*EXERCISE INSTRUCTIONS*
Leaving the pictures aside, transcribe every line below exactly.

^^^^

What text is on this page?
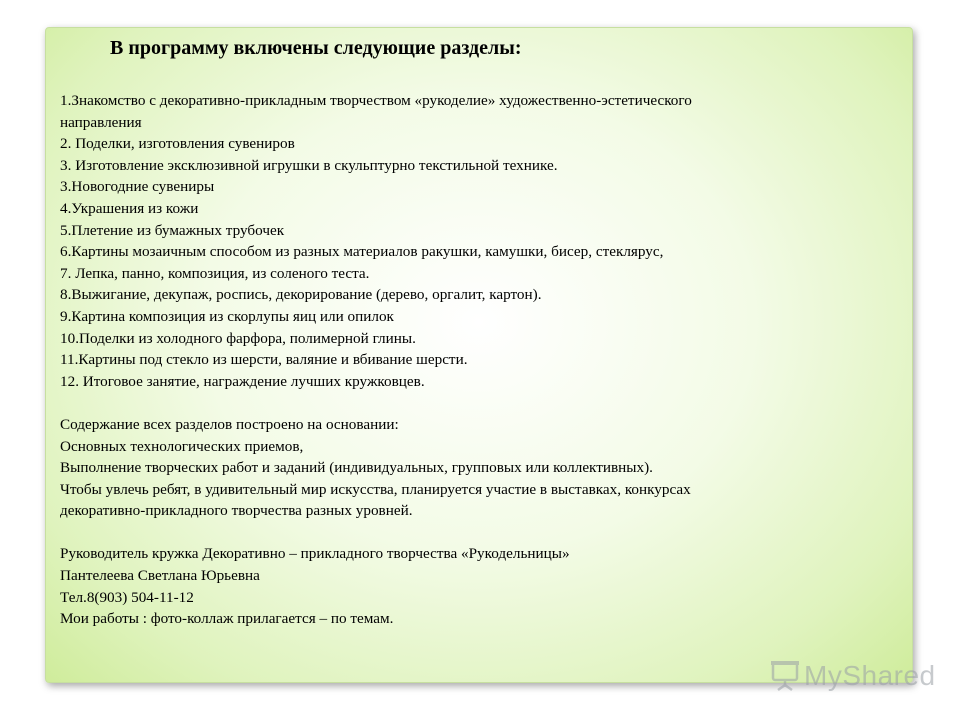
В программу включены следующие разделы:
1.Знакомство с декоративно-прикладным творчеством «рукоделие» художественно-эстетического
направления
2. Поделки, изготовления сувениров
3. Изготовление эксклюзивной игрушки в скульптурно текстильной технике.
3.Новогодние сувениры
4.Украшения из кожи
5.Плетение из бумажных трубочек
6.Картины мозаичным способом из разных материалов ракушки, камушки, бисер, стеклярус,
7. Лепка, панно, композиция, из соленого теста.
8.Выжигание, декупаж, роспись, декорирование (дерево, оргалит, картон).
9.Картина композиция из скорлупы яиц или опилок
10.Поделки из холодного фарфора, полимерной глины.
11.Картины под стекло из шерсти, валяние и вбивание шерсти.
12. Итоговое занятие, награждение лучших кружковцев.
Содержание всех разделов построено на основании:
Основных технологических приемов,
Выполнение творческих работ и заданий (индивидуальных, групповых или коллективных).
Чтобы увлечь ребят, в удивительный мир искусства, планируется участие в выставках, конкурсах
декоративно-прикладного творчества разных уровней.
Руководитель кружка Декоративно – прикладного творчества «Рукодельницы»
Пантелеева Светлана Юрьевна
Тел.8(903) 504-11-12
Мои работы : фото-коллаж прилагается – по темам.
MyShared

^^^^

*WORKED SOLUTION*
What text is on this page?
В программу включены следующие разделы:
1.Знакомство с декоративно-прикладным творчеством «рукоделие» художественно-эстетического
направления
2. Поделки, изготовления сувениров
3. Изготовление эксклюзивной игрушки в скульптурно текстильной технике.
3.Новогодние сувениры
4.Украшения из кожи
5.Плетение из бумажных трубочек
6.Картины мозаичным способом из разных материалов ракушки, камушки, бисер, стеклярус,
7. Лепка, панно, композиция, из соленого теста.
8.Выжигание, декупаж, роспись, декорирование (дерево, оргалит, картон).
9.Картина композиция из скорлупы яиц или опилок
10.Поделки из холодного фарфора, полимерной глины.
11.Картины под стекло из шерсти, валяние и вбивание шерсти.
12. Итоговое занятие, награждение лучших кружковцев.
Содержание всех разделов построено на основании:
Основных технологических приемов,
Выполнение творческих работ и заданий (индивидуальных, групповых или коллективных).
Чтобы увлечь ребят, в удивительный мир искусства, планируется участие в выставках, конкурсах
декоративно-прикладного творчества разных уровней.
Руководитель кружка Декоративно – прикладного творчества «Рукодельницы»
Пантелеева Светлана Юрьевна
Тел.8(903) 504-11-12
Мои работы : фото-коллаж прилагается – по темам.
MyShared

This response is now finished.